== Material for the task ==
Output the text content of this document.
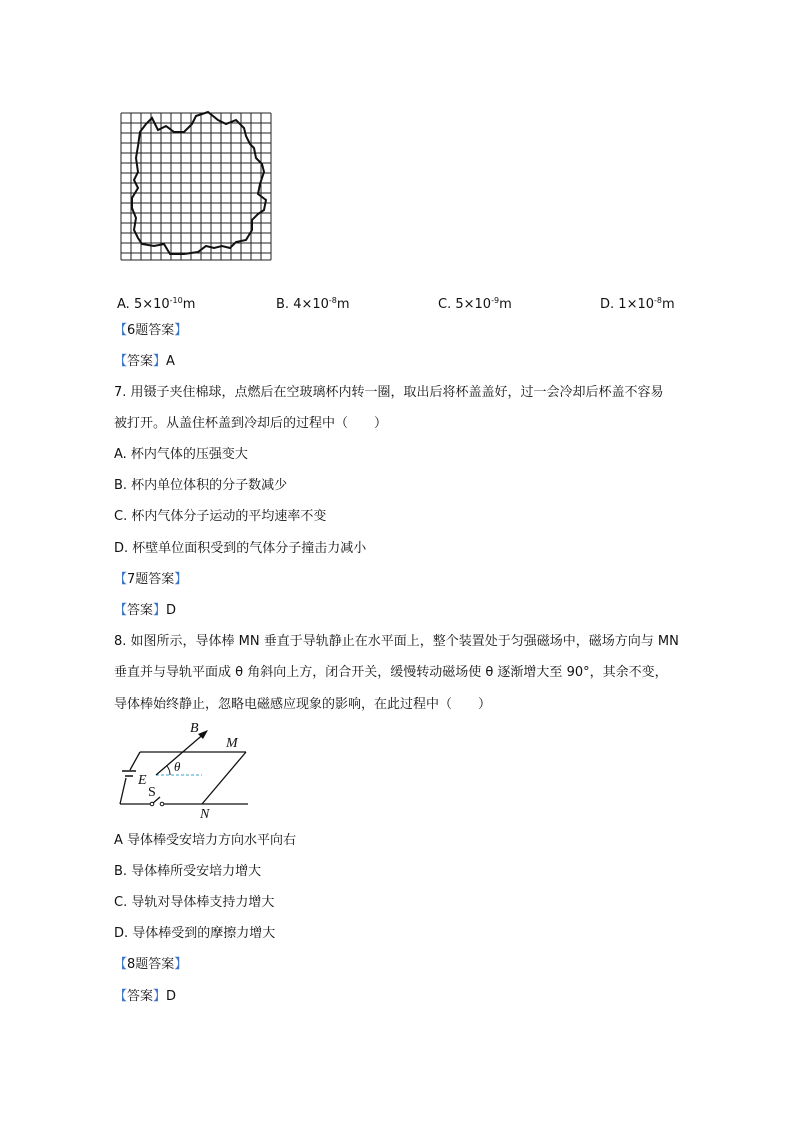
A. $5\times 10^{-10}m$	B. $4\times 10^{-8}m$	C. $5\times 10^{-9}m$	D. $1\times 10^{-8}m$
【6题答案】
【答案】A
7. 用镊子夹住棉球，点燃后在空玻璃杯内转一圈，取出后将杯盖盖好，过一会冷却后杯盖不容易
被打开。从盖住杯盖到冷却后的过程中（　　）
A. 杯内气体的压强变大
B. 杯内单位体积的分子数减少
C. 杯内气体分子运动的平均速率不变
D. 杯壁单位面积受到的气体分子撞击力减小
【7题答案】
【答案】D
8. 如图所示，导体棒 MN 垂直于导轨静止在水平面上，整个装置处于匀强磁场中，磁场方向与 MN
垂直并与导轨平面成 θ 角斜向上方，闭合开关，缓慢转动磁场使 θ 逐渐增大至 90°，其余不变，
导体棒始终静止，忽略电磁感应现象的影响，在此过程中（　　）
B
M
θ
E
S
N
A 导体棒受安培力方向水平向右
B. 导体棒所受安培力增大
C. 导轨对导体棒支持力增大
D. 导体棒受到的摩擦力增大
【8题答案】
【答案】D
===
*Short exercise:* Can the entries above be repeated exactly, without their pictures?

*Solution to the exercise:*
Output the text content of this document.
A. $5\times 10^{-10}m$	B. $4\times 10^{-8}m$	C. $5\times 10^{-9}m$	D. $1\times 10^{-8}m$
【6题答案】
【答案】A
7. 用镊子夹住棉球，点燃后在空玻璃杯内转一圈，取出后将杯盖盖好，过一会冷却后杯盖不容易
被打开。从盖住杯盖到冷却后的过程中（　　）
A. 杯内气体的压强变大
B. 杯内单位体积的分子数减少
C. 杯内气体分子运动的平均速率不变
D. 杯壁单位面积受到的气体分子撞击力减小
【7题答案】
【答案】D
8. 如图所示，导体棒 MN 垂直于导轨静止在水平面上，整个装置处于匀强磁场中，磁场方向与 MN
垂直并与导轨平面成 θ 角斜向上方，闭合开关，缓慢转动磁场使 θ 逐渐增大至 90°，其余不变，
导体棒始终静止，忽略电磁感应现象的影响，在此过程中（　　）
B
M
θ
E
S
N
A 导体棒受安培力方向水平向右
B. 导体棒所受安培力增大
C. 导轨对导体棒支持力增大
D. 导体棒受到的摩擦力增大
【8题答案】
【答案】D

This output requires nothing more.